Set out the lines from the start of the records through the line containing "header-band xyxy=(346,0,1191,138)", inclusive, as a numbered list, leaving out any blank lines.

++++ Supplied material ++++

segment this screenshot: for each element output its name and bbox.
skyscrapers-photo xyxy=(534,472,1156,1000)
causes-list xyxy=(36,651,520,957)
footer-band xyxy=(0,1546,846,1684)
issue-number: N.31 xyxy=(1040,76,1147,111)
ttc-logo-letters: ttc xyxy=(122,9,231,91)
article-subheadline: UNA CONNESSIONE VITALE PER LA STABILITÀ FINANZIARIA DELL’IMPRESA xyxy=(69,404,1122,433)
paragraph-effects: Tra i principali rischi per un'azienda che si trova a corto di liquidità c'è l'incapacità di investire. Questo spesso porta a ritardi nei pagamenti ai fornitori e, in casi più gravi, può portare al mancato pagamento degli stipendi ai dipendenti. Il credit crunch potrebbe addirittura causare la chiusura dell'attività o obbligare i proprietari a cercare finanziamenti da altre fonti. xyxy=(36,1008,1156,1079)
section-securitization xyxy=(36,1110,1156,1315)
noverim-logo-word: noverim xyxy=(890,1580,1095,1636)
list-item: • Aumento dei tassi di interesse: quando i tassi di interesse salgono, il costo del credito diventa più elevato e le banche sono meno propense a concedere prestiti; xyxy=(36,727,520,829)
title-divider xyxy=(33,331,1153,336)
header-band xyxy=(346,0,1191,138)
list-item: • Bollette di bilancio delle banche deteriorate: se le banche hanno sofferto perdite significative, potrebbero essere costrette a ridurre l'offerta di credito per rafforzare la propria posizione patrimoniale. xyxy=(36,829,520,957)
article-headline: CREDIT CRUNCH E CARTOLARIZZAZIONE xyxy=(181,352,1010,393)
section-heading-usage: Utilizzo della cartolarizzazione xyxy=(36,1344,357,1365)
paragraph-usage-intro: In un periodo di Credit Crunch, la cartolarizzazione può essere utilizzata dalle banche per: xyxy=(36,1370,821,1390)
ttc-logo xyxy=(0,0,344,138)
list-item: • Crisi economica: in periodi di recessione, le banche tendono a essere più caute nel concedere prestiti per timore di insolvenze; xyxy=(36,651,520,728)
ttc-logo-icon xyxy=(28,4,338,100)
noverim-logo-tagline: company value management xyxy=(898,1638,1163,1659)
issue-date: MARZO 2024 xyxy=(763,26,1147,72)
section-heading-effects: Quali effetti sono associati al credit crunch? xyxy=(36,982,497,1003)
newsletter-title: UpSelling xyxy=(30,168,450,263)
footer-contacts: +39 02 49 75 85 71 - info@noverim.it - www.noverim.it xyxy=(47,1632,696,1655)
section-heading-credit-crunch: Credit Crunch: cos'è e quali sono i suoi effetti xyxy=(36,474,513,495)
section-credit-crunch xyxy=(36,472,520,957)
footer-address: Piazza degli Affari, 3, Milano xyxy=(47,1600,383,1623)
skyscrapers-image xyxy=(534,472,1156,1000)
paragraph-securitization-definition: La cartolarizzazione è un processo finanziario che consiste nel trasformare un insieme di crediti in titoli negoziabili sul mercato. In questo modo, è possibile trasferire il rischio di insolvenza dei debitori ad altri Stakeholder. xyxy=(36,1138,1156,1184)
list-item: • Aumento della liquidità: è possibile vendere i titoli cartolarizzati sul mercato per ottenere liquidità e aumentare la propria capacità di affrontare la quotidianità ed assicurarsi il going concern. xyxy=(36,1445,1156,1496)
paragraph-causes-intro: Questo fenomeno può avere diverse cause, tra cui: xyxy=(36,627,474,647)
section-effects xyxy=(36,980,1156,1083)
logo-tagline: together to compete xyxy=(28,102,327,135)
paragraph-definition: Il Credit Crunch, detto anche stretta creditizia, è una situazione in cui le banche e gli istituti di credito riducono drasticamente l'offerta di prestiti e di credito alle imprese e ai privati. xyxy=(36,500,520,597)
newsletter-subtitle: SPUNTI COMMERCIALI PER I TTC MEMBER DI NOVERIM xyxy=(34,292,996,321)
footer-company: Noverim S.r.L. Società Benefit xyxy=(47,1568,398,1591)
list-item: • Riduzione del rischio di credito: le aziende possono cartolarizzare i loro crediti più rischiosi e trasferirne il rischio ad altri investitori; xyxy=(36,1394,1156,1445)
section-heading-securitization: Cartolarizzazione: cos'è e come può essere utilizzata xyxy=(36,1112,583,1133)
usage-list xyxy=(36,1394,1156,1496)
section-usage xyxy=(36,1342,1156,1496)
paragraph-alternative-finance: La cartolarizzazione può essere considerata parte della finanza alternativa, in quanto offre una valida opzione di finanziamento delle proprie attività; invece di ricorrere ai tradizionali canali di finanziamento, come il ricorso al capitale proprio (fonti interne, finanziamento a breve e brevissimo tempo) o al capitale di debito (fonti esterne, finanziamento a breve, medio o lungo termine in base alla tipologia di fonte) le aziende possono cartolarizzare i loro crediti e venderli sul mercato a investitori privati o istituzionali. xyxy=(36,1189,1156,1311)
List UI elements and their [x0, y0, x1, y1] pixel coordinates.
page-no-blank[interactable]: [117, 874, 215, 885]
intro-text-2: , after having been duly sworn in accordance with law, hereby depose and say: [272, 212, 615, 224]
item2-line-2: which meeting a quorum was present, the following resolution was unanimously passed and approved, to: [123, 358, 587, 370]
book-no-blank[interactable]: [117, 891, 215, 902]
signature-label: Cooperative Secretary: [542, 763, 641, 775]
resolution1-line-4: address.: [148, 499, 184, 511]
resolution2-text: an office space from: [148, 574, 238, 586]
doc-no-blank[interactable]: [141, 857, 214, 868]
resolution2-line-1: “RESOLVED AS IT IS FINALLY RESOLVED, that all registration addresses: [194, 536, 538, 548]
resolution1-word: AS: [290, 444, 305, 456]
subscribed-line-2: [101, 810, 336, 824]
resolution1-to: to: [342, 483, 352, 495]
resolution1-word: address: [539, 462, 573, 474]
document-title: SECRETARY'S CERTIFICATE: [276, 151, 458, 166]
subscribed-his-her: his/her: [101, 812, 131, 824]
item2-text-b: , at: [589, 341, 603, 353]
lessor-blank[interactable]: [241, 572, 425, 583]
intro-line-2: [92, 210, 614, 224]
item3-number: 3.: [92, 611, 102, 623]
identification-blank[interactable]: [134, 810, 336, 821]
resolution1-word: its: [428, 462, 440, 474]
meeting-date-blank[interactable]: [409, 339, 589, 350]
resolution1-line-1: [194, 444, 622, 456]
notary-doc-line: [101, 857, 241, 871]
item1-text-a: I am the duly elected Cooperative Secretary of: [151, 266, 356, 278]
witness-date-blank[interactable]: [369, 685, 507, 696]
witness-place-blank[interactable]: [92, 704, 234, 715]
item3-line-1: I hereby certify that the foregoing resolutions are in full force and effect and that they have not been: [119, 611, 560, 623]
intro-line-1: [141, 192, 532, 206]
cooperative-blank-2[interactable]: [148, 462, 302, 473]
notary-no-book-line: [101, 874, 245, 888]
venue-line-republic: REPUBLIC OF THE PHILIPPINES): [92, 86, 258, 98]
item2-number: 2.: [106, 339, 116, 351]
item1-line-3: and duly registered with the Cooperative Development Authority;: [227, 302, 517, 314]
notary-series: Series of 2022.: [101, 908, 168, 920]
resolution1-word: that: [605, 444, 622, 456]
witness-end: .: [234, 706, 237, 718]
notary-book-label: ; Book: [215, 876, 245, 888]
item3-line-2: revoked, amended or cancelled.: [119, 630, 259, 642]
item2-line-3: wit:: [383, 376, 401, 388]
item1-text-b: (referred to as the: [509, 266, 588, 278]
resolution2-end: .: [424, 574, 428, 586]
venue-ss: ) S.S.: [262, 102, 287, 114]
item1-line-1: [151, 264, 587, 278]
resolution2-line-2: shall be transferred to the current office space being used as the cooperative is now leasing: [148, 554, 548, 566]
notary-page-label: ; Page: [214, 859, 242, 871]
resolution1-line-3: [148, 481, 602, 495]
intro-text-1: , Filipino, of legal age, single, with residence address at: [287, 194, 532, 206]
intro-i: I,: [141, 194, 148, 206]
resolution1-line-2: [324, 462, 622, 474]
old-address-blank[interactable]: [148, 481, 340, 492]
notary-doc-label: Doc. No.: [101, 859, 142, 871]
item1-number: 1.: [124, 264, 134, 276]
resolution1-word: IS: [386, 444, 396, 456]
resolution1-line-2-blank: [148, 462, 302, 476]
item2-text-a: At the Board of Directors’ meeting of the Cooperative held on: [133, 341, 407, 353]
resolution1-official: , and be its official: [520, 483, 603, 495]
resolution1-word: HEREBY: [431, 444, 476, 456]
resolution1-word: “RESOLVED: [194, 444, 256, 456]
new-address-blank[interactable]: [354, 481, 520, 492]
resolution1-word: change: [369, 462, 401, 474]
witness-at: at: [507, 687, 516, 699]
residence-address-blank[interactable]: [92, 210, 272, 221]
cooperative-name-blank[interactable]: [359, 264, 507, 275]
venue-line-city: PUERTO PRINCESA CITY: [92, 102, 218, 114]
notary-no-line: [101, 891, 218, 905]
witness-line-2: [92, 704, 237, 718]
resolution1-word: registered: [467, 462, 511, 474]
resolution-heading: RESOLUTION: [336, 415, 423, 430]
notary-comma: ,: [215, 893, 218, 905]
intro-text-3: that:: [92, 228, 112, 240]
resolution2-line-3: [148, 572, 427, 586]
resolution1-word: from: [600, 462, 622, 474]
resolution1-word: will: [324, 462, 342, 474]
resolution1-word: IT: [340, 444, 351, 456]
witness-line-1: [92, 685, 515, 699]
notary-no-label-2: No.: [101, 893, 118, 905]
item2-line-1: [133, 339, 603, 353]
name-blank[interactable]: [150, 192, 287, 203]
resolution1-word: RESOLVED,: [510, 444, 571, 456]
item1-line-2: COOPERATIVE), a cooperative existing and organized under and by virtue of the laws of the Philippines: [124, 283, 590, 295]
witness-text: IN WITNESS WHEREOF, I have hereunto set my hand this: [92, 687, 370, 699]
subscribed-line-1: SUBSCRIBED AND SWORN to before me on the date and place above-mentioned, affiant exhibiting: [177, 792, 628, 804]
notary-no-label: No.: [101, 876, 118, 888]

++++

Full response =
1. segment this screenshot: for each element output its name and bbox.
2. skyscrapers-photo xyxy=(534,472,1156,1000)
3. causes-list xyxy=(36,651,520,957)
4. footer-band xyxy=(0,1546,846,1684)
5. issue-number: N.31 xyxy=(1040,76,1147,111)
6. ttc-logo-letters: ttc xyxy=(122,9,231,91)
7. article-subheadline: UNA CONNESSIONE VITALE PER LA STABILITÀ FINANZIARIA DELL’IMPRESA xyxy=(69,404,1122,433)
8. paragraph-effects: Tra i principali rischi per un'azienda che si trova a corto di liquidità c'è l'incapacità di investire. Questo spesso porta a ritardi nei pagamenti ai fornitori e, in casi più gravi, può portare al mancato pagamento degli stipendi ai dipendenti. Il credit crunch potrebbe addirittura causare la chiusura dell'attività o obbligare i proprietari a cercare finanziamenti da altre fonti. xyxy=(36,1008,1156,1079)
9. section-securitization xyxy=(36,1110,1156,1315)
10. noverim-logo-word: noverim xyxy=(890,1580,1095,1636)
11. list-item: • Aumento dei tassi di interesse: quando i tassi di interesse salgono, il costo del credito diventa più elevato e le banche sono meno propense a concedere prestiti; xyxy=(36,727,520,829)
12. title-divider xyxy=(33,331,1153,336)
13. header-band xyxy=(346,0,1191,138)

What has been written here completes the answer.